[Dataset entries]
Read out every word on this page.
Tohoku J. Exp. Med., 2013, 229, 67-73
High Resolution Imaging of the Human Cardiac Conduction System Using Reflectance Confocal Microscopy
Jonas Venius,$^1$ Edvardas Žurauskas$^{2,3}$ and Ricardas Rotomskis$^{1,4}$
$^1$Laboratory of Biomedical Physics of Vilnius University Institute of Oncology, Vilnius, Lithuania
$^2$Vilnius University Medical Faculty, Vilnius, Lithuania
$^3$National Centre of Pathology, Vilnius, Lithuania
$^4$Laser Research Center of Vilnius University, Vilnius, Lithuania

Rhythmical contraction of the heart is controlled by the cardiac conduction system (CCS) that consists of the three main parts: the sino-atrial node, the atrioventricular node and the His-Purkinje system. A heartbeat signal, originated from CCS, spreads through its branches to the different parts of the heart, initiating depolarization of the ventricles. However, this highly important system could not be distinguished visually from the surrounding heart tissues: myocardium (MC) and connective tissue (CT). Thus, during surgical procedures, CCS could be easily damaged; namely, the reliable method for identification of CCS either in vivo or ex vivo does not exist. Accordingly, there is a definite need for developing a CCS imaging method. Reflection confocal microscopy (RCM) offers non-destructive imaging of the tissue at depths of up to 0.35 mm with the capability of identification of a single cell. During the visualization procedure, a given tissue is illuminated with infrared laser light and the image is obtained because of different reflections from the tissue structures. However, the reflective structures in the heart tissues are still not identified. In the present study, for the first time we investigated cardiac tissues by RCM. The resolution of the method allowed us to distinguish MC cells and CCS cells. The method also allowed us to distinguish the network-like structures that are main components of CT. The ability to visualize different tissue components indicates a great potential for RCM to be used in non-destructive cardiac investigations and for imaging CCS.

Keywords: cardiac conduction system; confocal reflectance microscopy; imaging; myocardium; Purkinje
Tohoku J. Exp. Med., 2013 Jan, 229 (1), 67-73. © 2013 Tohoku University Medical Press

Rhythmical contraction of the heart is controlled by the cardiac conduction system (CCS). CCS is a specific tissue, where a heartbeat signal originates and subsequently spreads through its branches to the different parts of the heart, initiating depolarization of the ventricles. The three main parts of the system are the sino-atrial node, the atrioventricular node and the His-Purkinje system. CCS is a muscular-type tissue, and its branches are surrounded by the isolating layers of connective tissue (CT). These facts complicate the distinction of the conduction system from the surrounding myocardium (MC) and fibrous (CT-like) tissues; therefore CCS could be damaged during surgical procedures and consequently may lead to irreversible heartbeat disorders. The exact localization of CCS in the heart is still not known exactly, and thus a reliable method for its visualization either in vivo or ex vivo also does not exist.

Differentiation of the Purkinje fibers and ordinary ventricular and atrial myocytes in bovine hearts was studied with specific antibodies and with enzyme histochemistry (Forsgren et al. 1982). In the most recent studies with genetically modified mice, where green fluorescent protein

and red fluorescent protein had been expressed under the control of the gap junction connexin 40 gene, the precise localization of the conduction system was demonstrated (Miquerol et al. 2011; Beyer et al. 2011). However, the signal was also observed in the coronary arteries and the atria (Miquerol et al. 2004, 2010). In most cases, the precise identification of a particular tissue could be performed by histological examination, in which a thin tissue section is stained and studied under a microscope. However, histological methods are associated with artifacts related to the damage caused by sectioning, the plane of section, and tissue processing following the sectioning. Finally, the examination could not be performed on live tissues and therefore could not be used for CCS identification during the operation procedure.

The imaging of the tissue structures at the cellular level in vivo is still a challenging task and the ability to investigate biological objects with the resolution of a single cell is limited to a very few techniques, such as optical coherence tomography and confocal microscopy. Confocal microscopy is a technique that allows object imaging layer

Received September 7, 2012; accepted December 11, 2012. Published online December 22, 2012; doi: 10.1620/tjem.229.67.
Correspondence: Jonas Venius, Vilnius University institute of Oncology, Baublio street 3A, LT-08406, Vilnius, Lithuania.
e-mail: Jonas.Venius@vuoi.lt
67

Exercise description —
Gather from the records above every line containing the string "Vilnius".

Response below —
$^1$Laboratory of Biomedical Physics of Vilnius University Institute of Oncology, Vilnius, Lithuania
$^2$Vilnius University Medical Faculty, Vilnius, Lithuania
$^3$National Centre of Pathology, Vilnius, Lithuania
$^4$Laser Research Center of Vilnius University, Vilnius, Lithuania
Correspondence: Jonas Venius, Vilnius University institute of Oncology, Baublio street 3A, LT-08406, Vilnius, Lithuania.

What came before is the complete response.